▶ SUPPLIED MATERIAL
════════════════════

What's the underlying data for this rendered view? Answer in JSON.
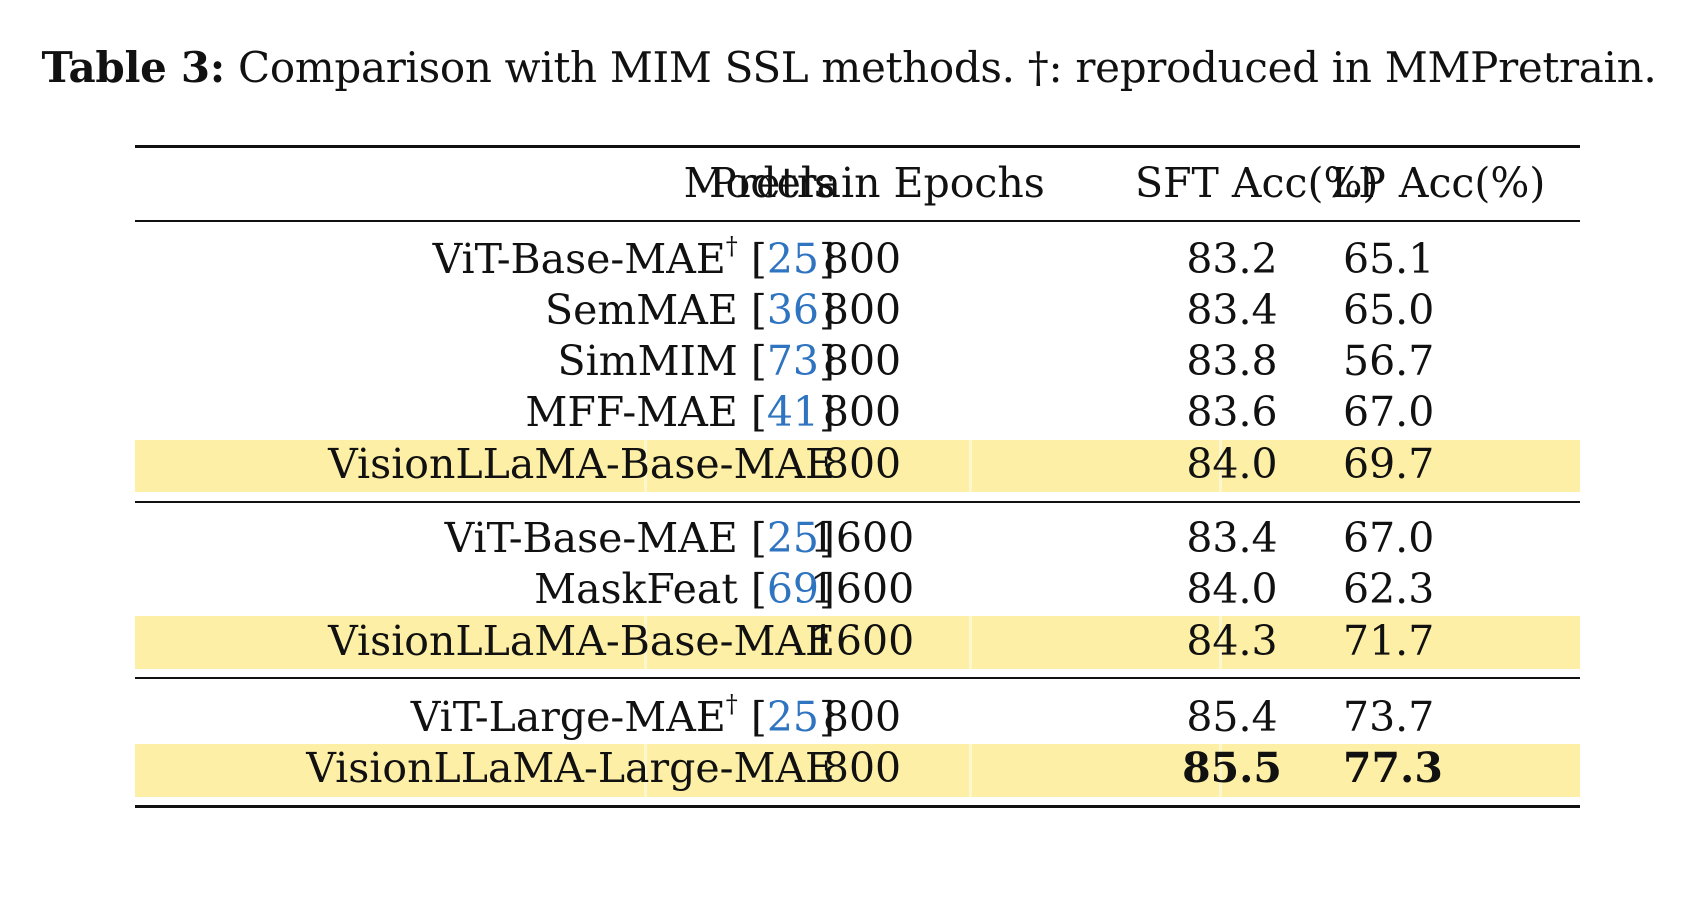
{
  "caption": {
    "label": "Table 3:",
    "text": "Comparison with MIM SSL methods. †: reproduced in MMPretrain."
  },
  "table": {
    "headers": {
      "models": "Models",
      "epochs": "Pretrain Epochs",
      "sft": "SFT Acc(%)",
      "lp": "LP Acc(%)"
    },
    "rows": [
      {
        "model": "ViT-Base-MAE",
        "dagger": "†",
        "cite": "25",
        "epochs": "800",
        "sft": "83.2",
        "lp": "65.1"
      },
      {
        "model": "SemMAE",
        "cite": "36",
        "epochs": "800",
        "sft": "83.4",
        "lp": "65.0"
      },
      {
        "model": "SimMIM",
        "cite": "73",
        "epochs": "800",
        "sft": "83.8",
        "lp": "56.7"
      },
      {
        "model": "MFF-MAE",
        "cite": "41",
        "epochs": "800",
        "sft": "83.6",
        "lp": "67.0"
      },
      {
        "model": "VisionLLaMA-Base-MAE",
        "epochs": "800",
        "sft": "84.0",
        "lp": "69.7",
        "highlight": true
      },
      {
        "model": "ViT-Base-MAE",
        "cite": "25",
        "epochs": "1600",
        "sft": "83.4",
        "lp": "67.0"
      },
      {
        "model": "MaskFeat",
        "cite": "69",
        "epochs": "1600",
        "sft": "84.0",
        "lp": "62.3"
      },
      {
        "model": "VisionLLaMA-Base-MAE",
        "epochs": "1600",
        "sft": "84.3",
        "lp": "71.7",
        "highlight": true
      },
      {
        "model": "ViT-Large-MAE",
        "dagger": "†",
        "cite": "25",
        "epochs": "800",
        "sft": "85.4",
        "lp": "73.7"
      },
      {
        "model": "VisionLLaMA-Large-MAE",
        "epochs": "800",
        "sft": "85.5",
        "lp": "77.3",
        "highlight": true,
        "bold_scores": true
      }
    ]
  },
  "colors": {
    "highlight": "#fdf0a6",
    "citation": "#2f74c0"
  }
}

════════════════════

▶ TASK TO CARRY OUT
Retype everything in the material word for word, minus pictures.

▶ EXERCISE ANSWER
What's the underlying data for this rendered view? Answer in JSON.
{
  "caption": {
    "label": "Table 3:",
    "text": "Comparison with MIM SSL methods. †: reproduced in MMPretrain."
  },
  "table": {
    "headers": {
      "models": "Models",
      "epochs": "Pretrain Epochs",
      "sft": "SFT Acc(%)",
      "lp": "LP Acc(%)"
    },
    "rows": [
      {
        "model": "ViT-Base-MAE",
        "dagger": "†",
        "cite": "25",
        "epochs": "800",
        "sft": "83.2",
        "lp": "65.1"
      },
      {
        "model": "SemMAE",
        "cite": "36",
        "epochs": "800",
        "sft": "83.4",
        "lp": "65.0"
      },
      {
        "model": "SimMIM",
        "cite": "73",
        "epochs": "800",
        "sft": "83.8",
        "lp": "56.7"
      },
      {
        "model": "MFF-MAE",
        "cite": "41",
        "epochs": "800",
        "sft": "83.6",
        "lp": "67.0"
      },
      {
        "model": "VisionLLaMA-Base-MAE",
        "epochs": "800",
        "sft": "84.0",
        "lp": "69.7",
        "highlight": true
      },
      {
        "model": "ViT-Base-MAE",
        "cite": "25",
        "epochs": "1600",
        "sft": "83.4",
        "lp": "67.0"
      },
      {
        "model": "MaskFeat",
        "cite": "69",
        "epochs": "1600",
        "sft": "84.0",
        "lp": "62.3"
      },
      {
        "model": "VisionLLaMA-Base-MAE",
        "epochs": "1600",
        "sft": "84.3",
        "lp": "71.7",
        "highlight": true
      },
      {
        "model": "ViT-Large-MAE",
        "dagger": "†",
        "cite": "25",
        "epochs": "800",
        "sft": "85.4",
        "lp": "73.7"
      },
      {
        "model": "VisionLLaMA-Large-MAE",
        "epochs": "800",
        "sft": "85.5",
        "lp": "77.3",
        "highlight": true,
        "bold_scores": true
      }
    ]
  },
  "colors": {
    "highlight": "#fdf0a6",
    "citation": "#2f74c0"
  }
}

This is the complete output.